PROBLEM DETAILS — Extract the lines that hold the string "Adorye".

(A block of data)
-- BEGIN --

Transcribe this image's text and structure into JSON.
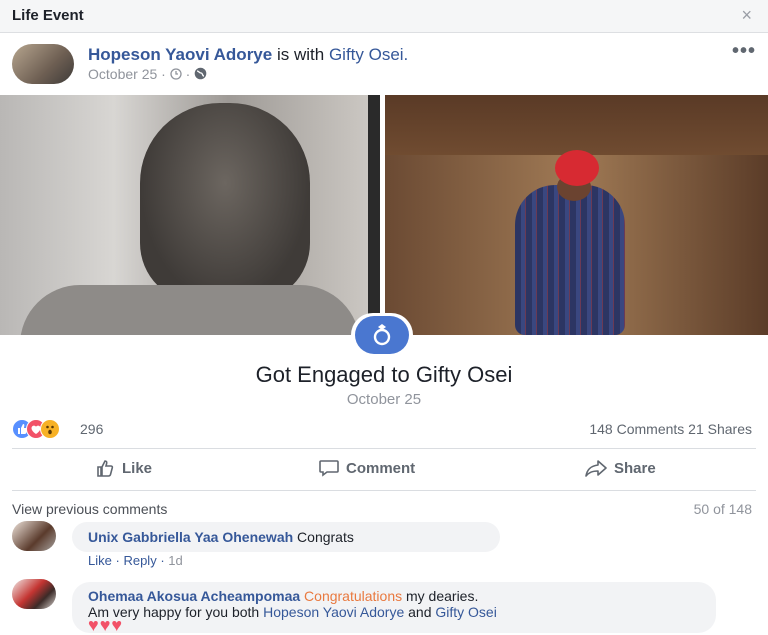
{
  "dialog": {
    "title": "Life Event",
    "close_icon": "×"
  },
  "post": {
    "author": "Hopeson Yaovi Adorye",
    "with_text": "is with",
    "tagged": "Gifty Osei.",
    "date": "October 25",
    "separator": "·",
    "more_icon": "•••"
  },
  "event": {
    "title": "Got Engaged to Gifty Osei",
    "date": "October 25"
  },
  "stats": {
    "reactions_count": "296",
    "comments": "148 Comments",
    "shares": "21 Shares"
  },
  "actions": {
    "like": "Like",
    "comment": "Comment",
    "share": "Share"
  },
  "comments_section": {
    "view_previous": "View previous comments",
    "pager": "50 of 148",
    "items": [
      {
        "author": "Unix Gabbriella Yaa Ohenewah",
        "text": "Congrats",
        "like_label": "Like",
        "reply_label": "Reply",
        "sep": "·",
        "time": "1d"
      },
      {
        "author": "Ohemaa Akosua Acheampomaa",
        "highlight": "Congratulations",
        "text1": "my dearies.",
        "text2_pre": "Am very happy for you both",
        "link1": "Hopeson Yaovi Adorye",
        "and": "and",
        "link2": "Gifty Osei",
        "hearts": "♥♥♥"
      }
    ]
  },
  "colors": {
    "brand_blue": "#365899",
    "like_blue": "#5890ff",
    "love_red": "#f25268",
    "wow_yellow": "#f7b125",
    "ring_badge": "#4a77d0"
  }
}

-- END --

RESULT FOR THIS TASK —
    "author": "Hopeson Yaovi Adorye",
        "link1": "Hopeson Yaovi Adorye",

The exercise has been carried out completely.